§ Required work: Write out the entries below once more, exactly, with the pictures left out.

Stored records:
-----
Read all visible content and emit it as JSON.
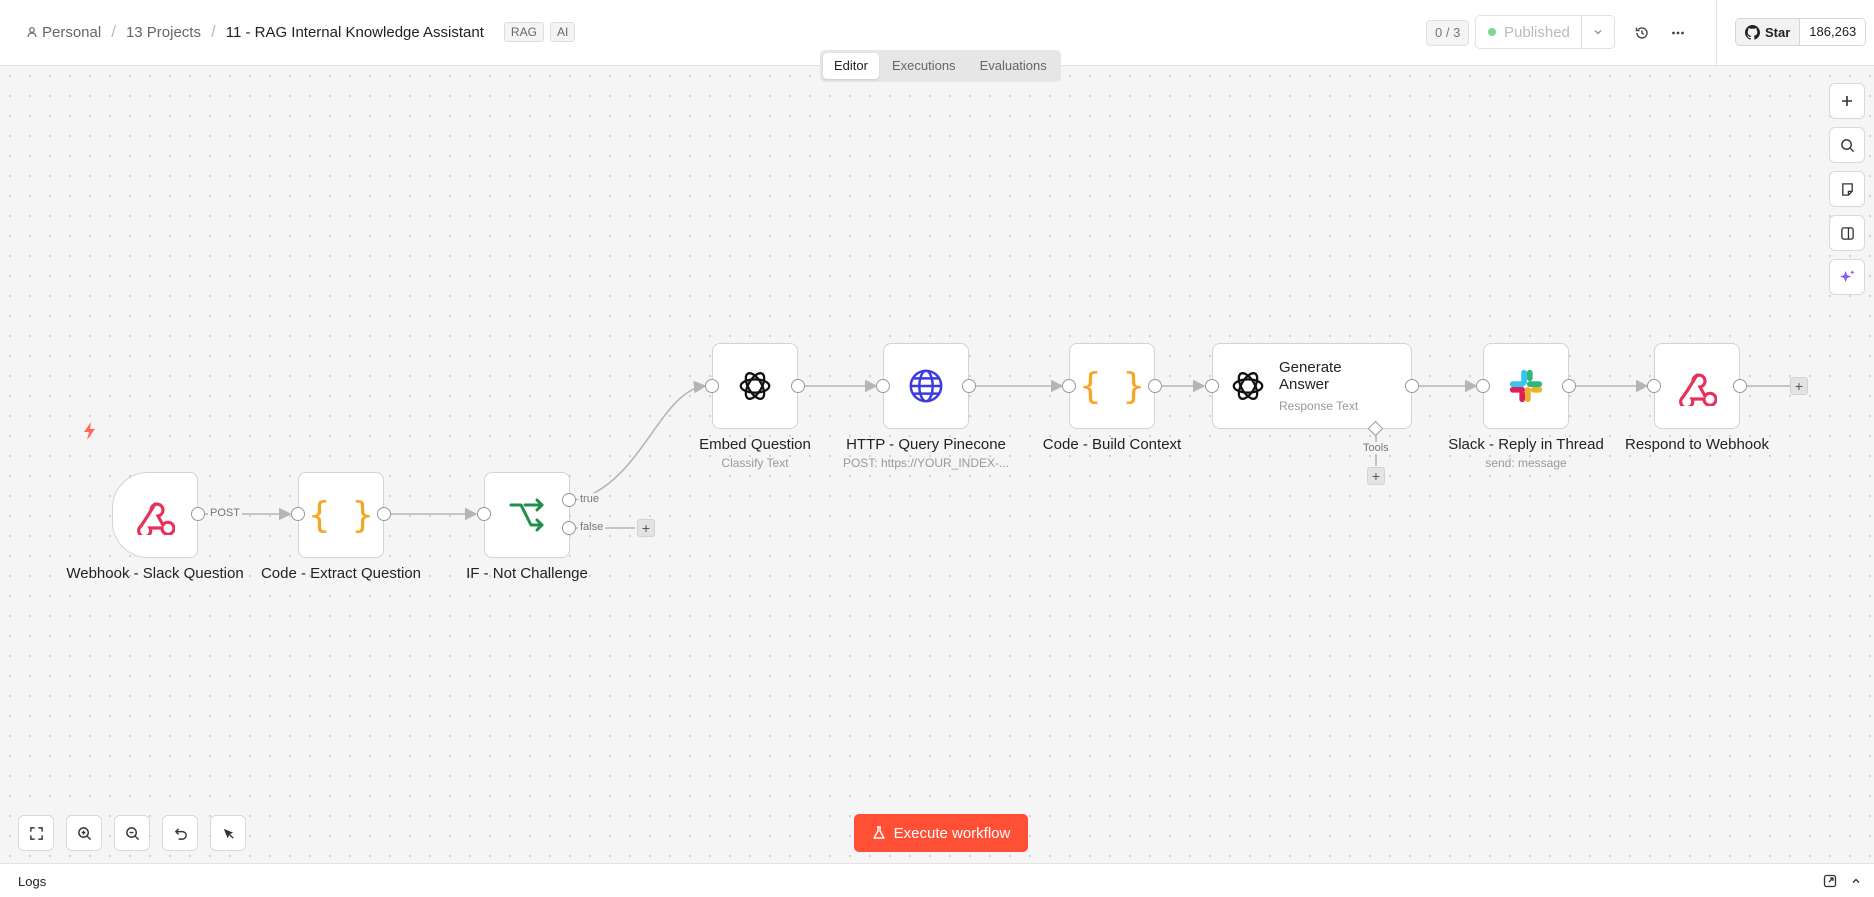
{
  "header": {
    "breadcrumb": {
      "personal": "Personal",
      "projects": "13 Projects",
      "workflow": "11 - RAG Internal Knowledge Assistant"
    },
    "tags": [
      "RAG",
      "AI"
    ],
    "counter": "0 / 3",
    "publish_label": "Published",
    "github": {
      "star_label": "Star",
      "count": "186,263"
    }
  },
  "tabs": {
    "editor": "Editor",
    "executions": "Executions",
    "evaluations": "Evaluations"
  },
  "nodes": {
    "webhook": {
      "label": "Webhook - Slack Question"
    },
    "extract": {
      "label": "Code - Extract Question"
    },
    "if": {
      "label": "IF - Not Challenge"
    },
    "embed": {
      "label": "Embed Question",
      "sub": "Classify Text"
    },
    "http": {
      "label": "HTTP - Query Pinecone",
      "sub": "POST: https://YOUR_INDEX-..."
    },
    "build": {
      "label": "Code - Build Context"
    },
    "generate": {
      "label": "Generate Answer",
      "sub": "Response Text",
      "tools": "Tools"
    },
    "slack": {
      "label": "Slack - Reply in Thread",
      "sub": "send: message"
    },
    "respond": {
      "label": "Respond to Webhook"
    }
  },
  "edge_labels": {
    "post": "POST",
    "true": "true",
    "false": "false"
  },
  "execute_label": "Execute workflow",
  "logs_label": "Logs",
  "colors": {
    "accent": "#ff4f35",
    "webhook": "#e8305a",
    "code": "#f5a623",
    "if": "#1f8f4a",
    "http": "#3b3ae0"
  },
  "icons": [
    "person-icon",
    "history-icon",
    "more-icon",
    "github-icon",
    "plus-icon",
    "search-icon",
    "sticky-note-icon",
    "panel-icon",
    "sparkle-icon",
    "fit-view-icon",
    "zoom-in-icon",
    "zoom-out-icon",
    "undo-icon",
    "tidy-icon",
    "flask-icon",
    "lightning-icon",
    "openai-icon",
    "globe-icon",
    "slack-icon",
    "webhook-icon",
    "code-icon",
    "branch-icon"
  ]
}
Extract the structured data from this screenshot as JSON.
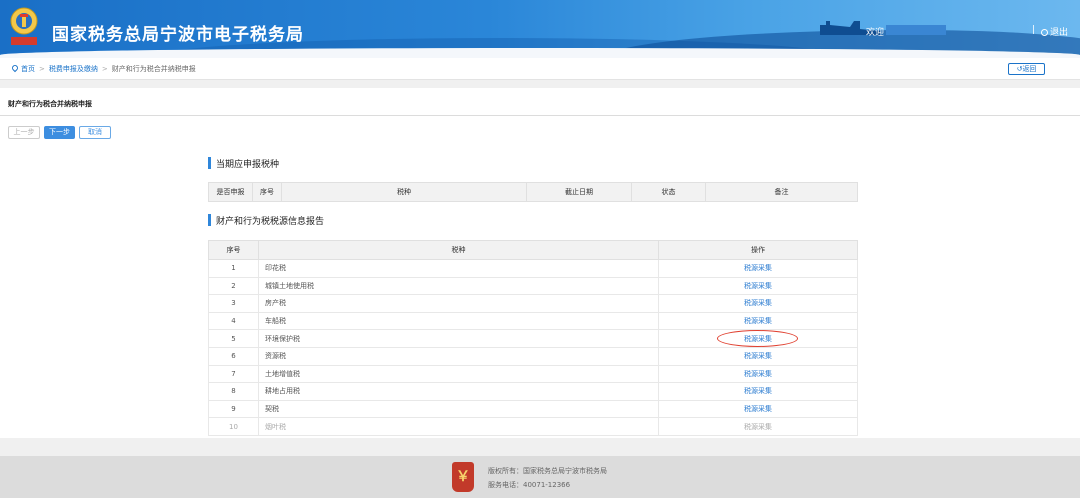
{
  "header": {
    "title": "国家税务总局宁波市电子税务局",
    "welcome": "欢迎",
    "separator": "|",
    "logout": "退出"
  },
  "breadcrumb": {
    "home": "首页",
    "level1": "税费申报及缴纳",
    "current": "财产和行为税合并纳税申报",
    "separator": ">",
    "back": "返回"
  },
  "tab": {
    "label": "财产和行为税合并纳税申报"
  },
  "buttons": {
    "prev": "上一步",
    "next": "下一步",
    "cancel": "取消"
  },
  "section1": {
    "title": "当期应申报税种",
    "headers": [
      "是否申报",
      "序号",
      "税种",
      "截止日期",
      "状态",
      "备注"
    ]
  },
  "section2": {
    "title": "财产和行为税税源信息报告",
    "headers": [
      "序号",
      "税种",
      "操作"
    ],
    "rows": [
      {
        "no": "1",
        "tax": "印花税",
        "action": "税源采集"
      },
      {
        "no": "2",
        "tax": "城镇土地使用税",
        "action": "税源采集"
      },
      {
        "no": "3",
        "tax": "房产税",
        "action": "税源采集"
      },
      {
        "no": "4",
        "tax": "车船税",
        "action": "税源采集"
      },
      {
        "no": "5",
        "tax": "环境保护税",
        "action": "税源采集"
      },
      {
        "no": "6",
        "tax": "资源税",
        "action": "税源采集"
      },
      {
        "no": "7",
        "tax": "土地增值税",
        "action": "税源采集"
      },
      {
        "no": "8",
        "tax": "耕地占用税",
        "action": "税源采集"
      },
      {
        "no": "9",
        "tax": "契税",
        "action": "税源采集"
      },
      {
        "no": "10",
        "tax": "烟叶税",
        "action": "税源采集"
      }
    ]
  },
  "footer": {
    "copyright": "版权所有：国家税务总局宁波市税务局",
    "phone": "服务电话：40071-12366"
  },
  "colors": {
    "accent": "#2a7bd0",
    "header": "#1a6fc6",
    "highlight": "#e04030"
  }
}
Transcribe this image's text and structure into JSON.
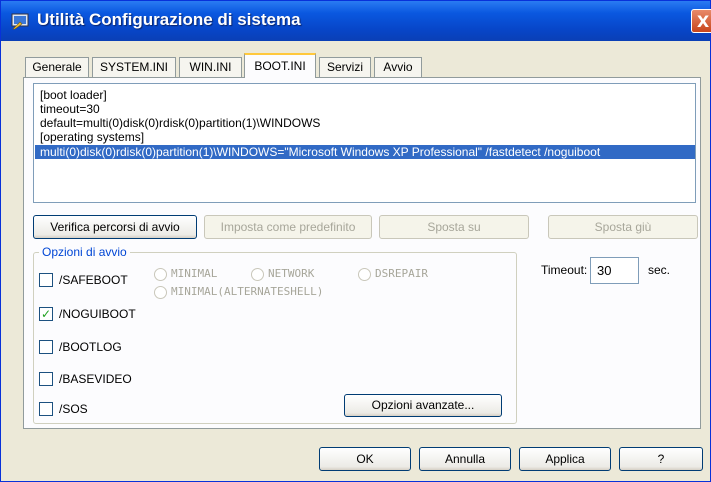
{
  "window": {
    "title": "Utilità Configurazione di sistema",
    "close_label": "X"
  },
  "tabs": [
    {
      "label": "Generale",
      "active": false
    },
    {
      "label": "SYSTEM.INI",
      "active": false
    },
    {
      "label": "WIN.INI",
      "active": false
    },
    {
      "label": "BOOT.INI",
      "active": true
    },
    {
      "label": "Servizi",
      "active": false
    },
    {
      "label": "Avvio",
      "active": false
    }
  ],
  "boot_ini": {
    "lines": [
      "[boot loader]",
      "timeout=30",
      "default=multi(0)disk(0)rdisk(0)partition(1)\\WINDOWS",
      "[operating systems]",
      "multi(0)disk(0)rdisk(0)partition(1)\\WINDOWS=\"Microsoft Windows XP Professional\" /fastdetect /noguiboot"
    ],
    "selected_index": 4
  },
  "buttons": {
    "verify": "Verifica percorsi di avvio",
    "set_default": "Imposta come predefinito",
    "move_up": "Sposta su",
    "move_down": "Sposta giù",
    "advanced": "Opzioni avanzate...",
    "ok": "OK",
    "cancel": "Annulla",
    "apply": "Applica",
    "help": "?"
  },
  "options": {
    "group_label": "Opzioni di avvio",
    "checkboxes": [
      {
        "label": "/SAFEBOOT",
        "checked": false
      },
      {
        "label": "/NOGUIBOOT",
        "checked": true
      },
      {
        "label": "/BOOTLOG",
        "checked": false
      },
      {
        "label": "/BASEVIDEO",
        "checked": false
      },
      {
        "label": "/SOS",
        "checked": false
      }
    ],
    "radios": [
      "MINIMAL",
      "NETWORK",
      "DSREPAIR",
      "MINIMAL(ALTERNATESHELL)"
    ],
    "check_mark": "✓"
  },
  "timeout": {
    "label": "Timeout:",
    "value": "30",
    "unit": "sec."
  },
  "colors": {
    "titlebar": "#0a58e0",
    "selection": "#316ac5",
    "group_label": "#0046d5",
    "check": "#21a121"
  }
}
-----
§ Solution for this task:
Read all visible content and emit it as JSON.
{
  "header": {
    "breadcrumb": {
      "personal": "Personal",
      "projects": "13 Projects",
      "workflow": "11 - RAG Internal Knowledge Assistant"
    },
    "tags": [
      "RAG",
      "AI"
    ],
    "counter": "0 / 3",
    "publish_label": "Published",
    "github": {
      "star_label": "Star",
      "count": "186,263"
    }
  },
  "tabs": {
    "editor": "Editor",
    "executions": "Executions",
    "evaluations": "Evaluations"
  },
  "nodes": {
    "webhook": {
      "label": "Webhook - Slack Question"
    },
    "extract": {
      "label": "Code - Extract Question"
    },
    "if": {
      "label": "IF - Not Challenge"
    },
    "embed": {
      "label": "Embed Question",
      "sub": "Classify Text"
    },
    "http": {
      "label": "HTTP - Query Pinecone",
      "sub": "POST: https://YOUR_INDEX-..."
    },
    "build": {
      "label": "Code - Build Context"
    },
    "generate": {
      "label": "Generate Answer",
      "sub": "Response Text",
      "tools": "Tools"
    },
    "slack": {
      "label": "Slack - Reply in Thread",
      "sub": "send: message"
    },
    "respond": {
      "label": "Respond to Webhook"
    }
  },
  "edge_labels": {
    "post": "POST",
    "true": "true",
    "false": "false"
  },
  "execute_label": "Execute workflow",
  "logs_label": "Logs",
  "colors": {
    "accent": "#ff4f35",
    "webhook": "#e8305a",
    "code": "#f5a623",
    "if": "#1f8f4a",
    "http": "#3b3ae0"
  },
  "icons": [
    "person-icon",
    "history-icon",
    "more-icon",
    "github-icon",
    "plus-icon",
    "search-icon",
    "sticky-note-icon",
    "panel-icon",
    "sparkle-icon",
    "fit-view-icon",
    "zoom-in-icon",
    "zoom-out-icon",
    "undo-icon",
    "tidy-icon",
    "flask-icon",
    "lightning-icon",
    "openai-icon",
    "globe-icon",
    "slack-icon",
    "webhook-icon",
    "code-icon",
    "branch-icon"
  ]
}
Extract the structured data from this screenshot as JSON.
{
  "header": {
    "title": "国家税务总局宁波市电子税务局",
    "welcome": "欢迎",
    "separator": "|",
    "logout": "退出"
  },
  "breadcrumb": {
    "home": "首页",
    "level1": "税费申报及缴纳",
    "current": "财产和行为税合并纳税申报",
    "separator": ">",
    "back": "返回"
  },
  "tab": {
    "label": "财产和行为税合并纳税申报"
  },
  "buttons": {
    "prev": "上一步",
    "next": "下一步",
    "cancel": "取消"
  },
  "section1": {
    "title": "当期应申报税种",
    "headers": [
      "是否申报",
      "序号",
      "税种",
      "截止日期",
      "状态",
      "备注"
    ]
  },
  "section2": {
    "title": "财产和行为税税源信息报告",
    "headers": [
      "序号",
      "税种",
      "操作"
    ],
    "rows": [
      {
        "no": "1",
        "tax": "印花税",
        "action": "税源采集"
      },
      {
        "no": "2",
        "tax": "城镇土地使用税",
        "action": "税源采集"
      },
      {
        "no": "3",
        "tax": "房产税",
        "action": "税源采集"
      },
      {
        "no": "4",
        "tax": "车船税",
        "action": "税源采集"
      },
      {
        "no": "5",
        "tax": "环境保护税",
        "action": "税源采集"
      },
      {
        "no": "6",
        "tax": "资源税",
        "action": "税源采集"
      },
      {
        "no": "7",
        "tax": "土地增值税",
        "action": "税源采集"
      },
      {
        "no": "8",
        "tax": "耕地占用税",
        "action": "税源采集"
      },
      {
        "no": "9",
        "tax": "契税",
        "action": "税源采集"
      },
      {
        "no": "10",
        "tax": "烟叶税",
        "action": "税源采集"
      }
    ]
  },
  "footer": {
    "copyright": "版权所有：国家税务总局宁波市税务局",
    "phone": "服务电话：40071-12366"
  },
  "colors": {
    "accent": "#2a7bd0",
    "header": "#1a6fc6",
    "highlight": "#e04030"
  }
}
Transcribe this image's text and structure into JSON.
{
  "window": {
    "title": "Utilità Configurazione di sistema",
    "close_label": "X"
  },
  "tabs": [
    {
      "label": "Generale",
      "active": false
    },
    {
      "label": "SYSTEM.INI",
      "active": false
    },
    {
      "label": "WIN.INI",
      "active": false
    },
    {
      "label": "BOOT.INI",
      "active": true
    },
    {
      "label": "Servizi",
      "active": false
    },
    {
      "label": "Avvio",
      "active": false
    }
  ],
  "boot_ini": {
    "lines": [
      "[boot loader]",
      "timeout=30",
      "default=multi(0)disk(0)rdisk(0)partition(1)\\WINDOWS",
      "[operating systems]",
      "multi(0)disk(0)rdisk(0)partition(1)\\WINDOWS=\"Microsoft Windows XP Professional\" /fastdetect /noguiboot"
    ],
    "selected_index": 4
  },
  "buttons": {
    "verify": "Verifica percorsi di avvio",
    "set_default": "Imposta come predefinito",
    "move_up": "Sposta su",
    "move_down": "Sposta giù",
    "advanced": "Opzioni avanzate...",
    "ok": "OK",
    "cancel": "Annulla",
    "apply": "Applica",
    "help": "?"
  },
  "options": {
    "group_label": "Opzioni di avvio",
    "checkboxes": [
      {
        "label": "/SAFEBOOT",
        "checked": false
      },
      {
        "label": "/NOGUIBOOT",
        "checked": true
      },
      {
        "label": "/BOOTLOG",
        "checked": false
      },
      {
        "label": "/BASEVIDEO",
        "checked": false
      },
      {
        "label": "/SOS",
        "checked": false
      }
    ],
    "radios": [
      "MINIMAL",
      "NETWORK",
      "DSREPAIR",
      "MINIMAL(ALTERNATESHELL)"
    ],
    "check_mark": "✓"
  },
  "timeout": {
    "label": "Timeout:",
    "value": "30",
    "unit": "sec."
  },
  "colors": {
    "titlebar": "#0a58e0",
    "selection": "#316ac5",
    "group_label": "#0046d5",
    "check": "#21a121"
  }
}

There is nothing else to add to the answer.